**Aim of the task**
Locate each line below that includes "activity" and reproduce it.

** Begin The records **

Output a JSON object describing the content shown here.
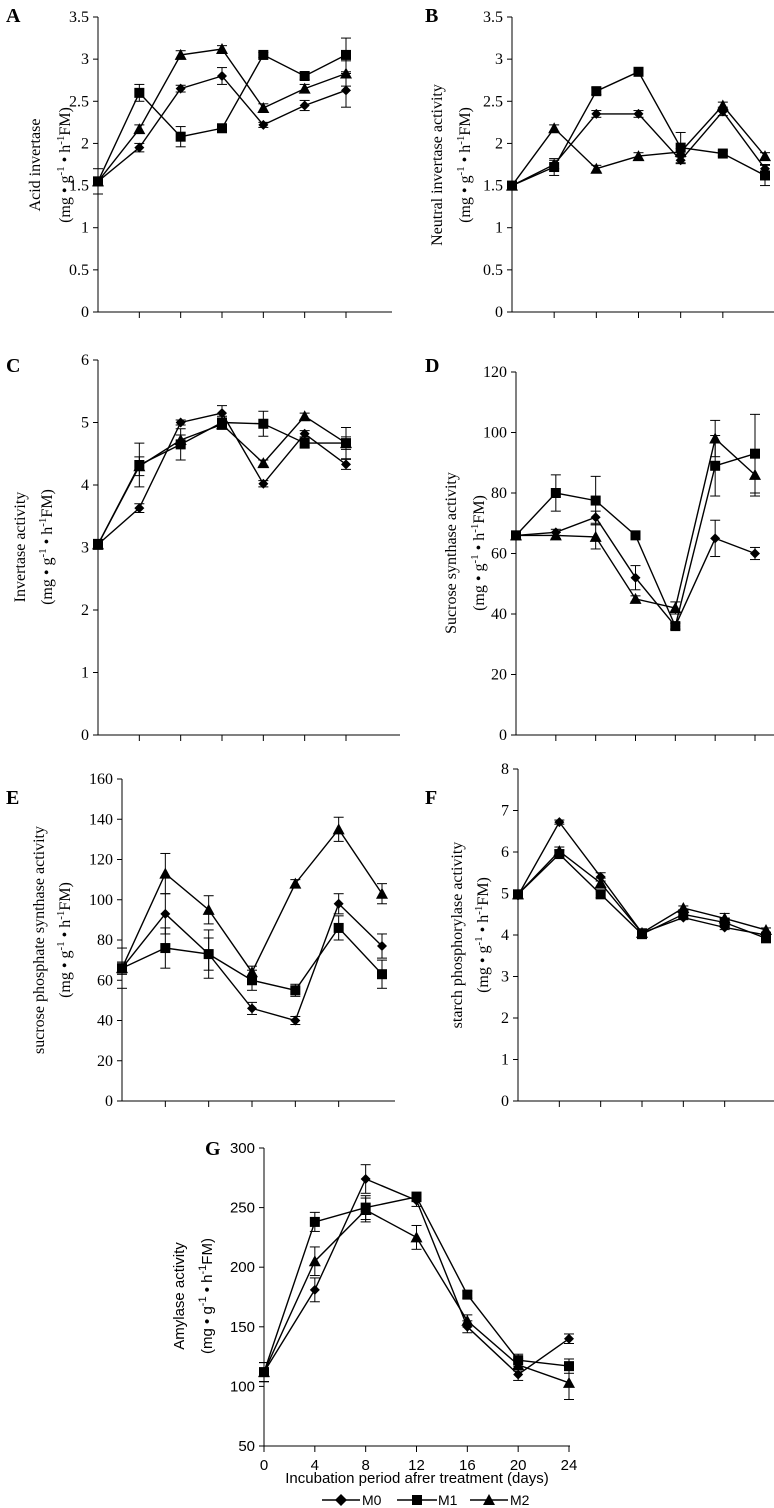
{
  "chart_data": [
    {
      "type": "line",
      "panel": "A",
      "ylabel": "Acid invertase",
      "ylabel_units": "(mg • g-1 • h-1FM)",
      "ylim": [
        0,
        3.5
      ],
      "ytick_step": 0.5,
      "yticks": [
        "0",
        "0.5",
        "1",
        "1.5",
        "2",
        "2.5",
        "3",
        "3.5"
      ],
      "x": [
        0,
        4,
        8,
        12,
        16,
        20,
        24
      ],
      "series": [
        {
          "name": "M0",
          "values": [
            1.55,
            1.95,
            2.65,
            2.8,
            2.22,
            2.45,
            2.63
          ],
          "errors": [
            0.05,
            0.05,
            0.04,
            0.1,
            0.03,
            0.06,
            0.2
          ]
        },
        {
          "name": "M1",
          "values": [
            1.55,
            2.6,
            2.08,
            2.18,
            3.05,
            2.8,
            3.05
          ],
          "errors": [
            0.15,
            0.1,
            0.12,
            0.04,
            0.03,
            0.04,
            0.2
          ]
        },
        {
          "name": "M2",
          "values": [
            1.55,
            2.17,
            3.05,
            3.12,
            2.42,
            2.65,
            2.83
          ],
          "errors": [
            0.05,
            0.05,
            0.05,
            0.04,
            0.05,
            0.05,
            0.15
          ]
        }
      ]
    },
    {
      "type": "line",
      "panel": "B",
      "ylabel": "Neutral invertase activity",
      "ylabel_units": "(mg • g-1 • h-1FM)",
      "ylim": [
        0,
        3.5
      ],
      "ytick_step": 0.5,
      "yticks": [
        "0",
        "0.5",
        "1",
        "1.5",
        "2",
        "2.5",
        "3",
        "3.5"
      ],
      "x": [
        0,
        4,
        8,
        12,
        16,
        20,
        24
      ],
      "series": [
        {
          "name": "M0",
          "values": [
            1.5,
            1.75,
            2.35,
            2.35,
            1.8,
            2.38,
            1.7
          ],
          "errors": [
            0.03,
            0.05,
            0.04,
            0.04,
            0.04,
            0.05,
            0.05
          ]
        },
        {
          "name": "M1",
          "values": [
            1.5,
            1.72,
            2.62,
            2.85,
            1.95,
            1.88,
            1.62
          ],
          "errors": [
            0.03,
            0.1,
            0.04,
            0.04,
            0.18,
            0.03,
            0.12
          ]
        },
        {
          "name": "M2",
          "values": [
            1.5,
            2.18,
            1.7,
            1.85,
            1.9,
            2.45,
            1.85
          ],
          "errors": [
            0.03,
            0.04,
            0.04,
            0.04,
            0.04,
            0.04,
            0.04
          ]
        }
      ]
    },
    {
      "type": "line",
      "panel": "C",
      "ylabel": "Invertase activity",
      "ylabel_units": "(mg • g-1 • h-1FM)",
      "ylim": [
        0,
        6
      ],
      "ytick_step": 1,
      "yticks": [
        "0",
        "1",
        "2",
        "3",
        "4",
        "5",
        "6"
      ],
      "x": [
        0,
        4,
        8,
        12,
        16,
        20,
        24
      ],
      "series": [
        {
          "name": "M0",
          "values": [
            3.05,
            3.63,
            5.0,
            5.15,
            4.02,
            4.82,
            4.33
          ],
          "errors": [
            0.05,
            0.07,
            0.04,
            0.12,
            0.05,
            0.05,
            0.08
          ]
        },
        {
          "name": "M1",
          "values": [
            3.05,
            4.32,
            4.65,
            5.0,
            4.98,
            4.67,
            4.67
          ],
          "errors": [
            0.08,
            0.35,
            0.25,
            0.1,
            0.2,
            0.08,
            0.25
          ]
        },
        {
          "name": "M2",
          "values": [
            3.05,
            4.3,
            4.72,
            4.97,
            4.35,
            5.1,
            4.67
          ],
          "errors": [
            0.05,
            0.15,
            0.08,
            0.08,
            0.05,
            0.05,
            0.1
          ]
        }
      ]
    },
    {
      "type": "line",
      "panel": "D",
      "ylabel": "Sucrose synthase activity",
      "ylabel_units": "(mg • g-1 • h-1FM)",
      "ylim": [
        0,
        120
      ],
      "ytick_step": 20,
      "yticks": [
        "0",
        "20",
        "40",
        "60",
        "80",
        "100",
        "120"
      ],
      "x": [
        0,
        4,
        8,
        12,
        16,
        20,
        24
      ],
      "series": [
        {
          "name": "M0",
          "values": [
            66,
            67,
            72,
            52,
            36,
            65,
            60
          ],
          "errors": [
            1,
            1,
            2,
            4,
            1,
            6,
            2
          ]
        },
        {
          "name": "M1",
          "values": [
            66,
            80,
            77.5,
            66,
            36,
            89,
            93
          ],
          "errors": [
            1,
            6,
            8,
            1,
            1,
            10,
            13
          ]
        },
        {
          "name": "M2",
          "values": [
            66,
            66,
            65.5,
            45,
            42,
            98,
            86
          ],
          "errors": [
            1,
            1,
            4,
            1,
            2,
            6,
            7
          ]
        }
      ]
    },
    {
      "type": "line",
      "panel": "E",
      "ylabel": "sucrose phosphate synthase activity",
      "ylabel_units": "(mg • g-1 • h-1FM)",
      "ylim": [
        0,
        160
      ],
      "ytick_step": 20,
      "yticks": [
        "0",
        "20",
        "40",
        "60",
        "80",
        "100",
        "120",
        "140",
        "160"
      ],
      "x": [
        0,
        4,
        8,
        12,
        16,
        20,
        24
      ],
      "series": [
        {
          "name": "M0",
          "values": [
            66,
            93,
            73,
            46,
            40,
            98,
            77
          ],
          "errors": [
            3,
            10,
            8,
            3,
            2,
            5,
            6
          ]
        },
        {
          "name": "M1",
          "values": [
            66,
            76,
            73,
            60,
            55,
            86,
            63
          ],
          "errors": [
            10,
            10,
            12,
            5,
            3,
            6,
            7
          ]
        },
        {
          "name": "M2",
          "values": [
            66,
            113,
            95,
            64,
            108,
            135,
            103
          ],
          "errors": [
            3,
            10,
            7,
            3,
            2,
            6,
            5
          ]
        }
      ]
    },
    {
      "type": "line",
      "panel": "F",
      "ylabel": "starch  phosphorylase  activity",
      "ylabel_units": "(mg • g-1 • h-1FM)",
      "ylim": [
        0,
        8
      ],
      "ytick_step": 1,
      "yticks": [
        "0",
        "1",
        "2",
        "3",
        "4",
        "5",
        "6",
        "7",
        "8"
      ],
      "x": [
        0,
        4,
        8,
        12,
        16,
        20,
        24
      ],
      "series": [
        {
          "name": "M0",
          "values": [
            4.95,
            6.72,
            5.4,
            4.05,
            4.42,
            4.18,
            4.0
          ],
          "errors": [
            0.05,
            0.05,
            0.1,
            0.1,
            0.05,
            0.05,
            0.05
          ]
        },
        {
          "name": "M1",
          "values": [
            4.98,
            5.95,
            4.98,
            4.02,
            4.5,
            4.3,
            3.92
          ],
          "errors": [
            0.05,
            0.1,
            0.08,
            0.08,
            0.08,
            0.1,
            0.05
          ]
        },
        {
          "name": "M2",
          "values": [
            4.98,
            6.02,
            5.25,
            4.05,
            4.65,
            4.4,
            4.12
          ],
          "errors": [
            0.05,
            0.1,
            0.12,
            0.08,
            0.05,
            0.12,
            0.05
          ]
        }
      ]
    },
    {
      "type": "line",
      "panel": "G",
      "ylabel": "Amylase activity",
      "ylabel_units": "(mg • g-1 • h-1FM)",
      "ylim": [
        50,
        300
      ],
      "ytick_step": 50,
      "yticks": [
        "50",
        "100",
        "150",
        "200",
        "250",
        "300"
      ],
      "x": [
        0,
        4,
        8,
        12,
        16,
        20,
        24
      ],
      "xticks": [
        "0",
        "4",
        "8",
        "12",
        "16",
        "20",
        "24"
      ],
      "xlabel": "Incubation period afrer treatment (days)",
      "series": [
        {
          "name": "M0",
          "values": [
            112,
            181,
            274,
            256,
            150,
            110,
            140
          ],
          "errors": [
            8,
            10,
            12,
            5,
            5,
            5,
            4
          ]
        },
        {
          "name": "M1",
          "values": [
            112,
            238,
            250,
            259,
            177,
            122,
            117
          ],
          "errors": [
            8,
            8,
            10,
            4,
            3,
            5,
            6
          ]
        },
        {
          "name": "M2",
          "values": [
            112,
            205,
            248,
            225,
            155,
            118,
            103
          ],
          "errors": [
            8,
            12,
            10,
            10,
            5,
            5,
            14
          ]
        }
      ]
    }
  ],
  "legend": [
    {
      "name": "M0",
      "marker": "diamond"
    },
    {
      "name": "M1",
      "marker": "square"
    },
    {
      "name": "M2",
      "marker": "triangle"
    }
  ]
}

** End The records **

**Final answer**
      "ylabel": "Neutral invertase activity",
      "ylabel": "Invertase activity",
      "ylabel": "Sucrose synthase activity",
      "ylabel": "sucrose phosphate synthase activity",
      "ylabel": "starch  phosphorylase  activity",
      "ylabel": "Amylase activity",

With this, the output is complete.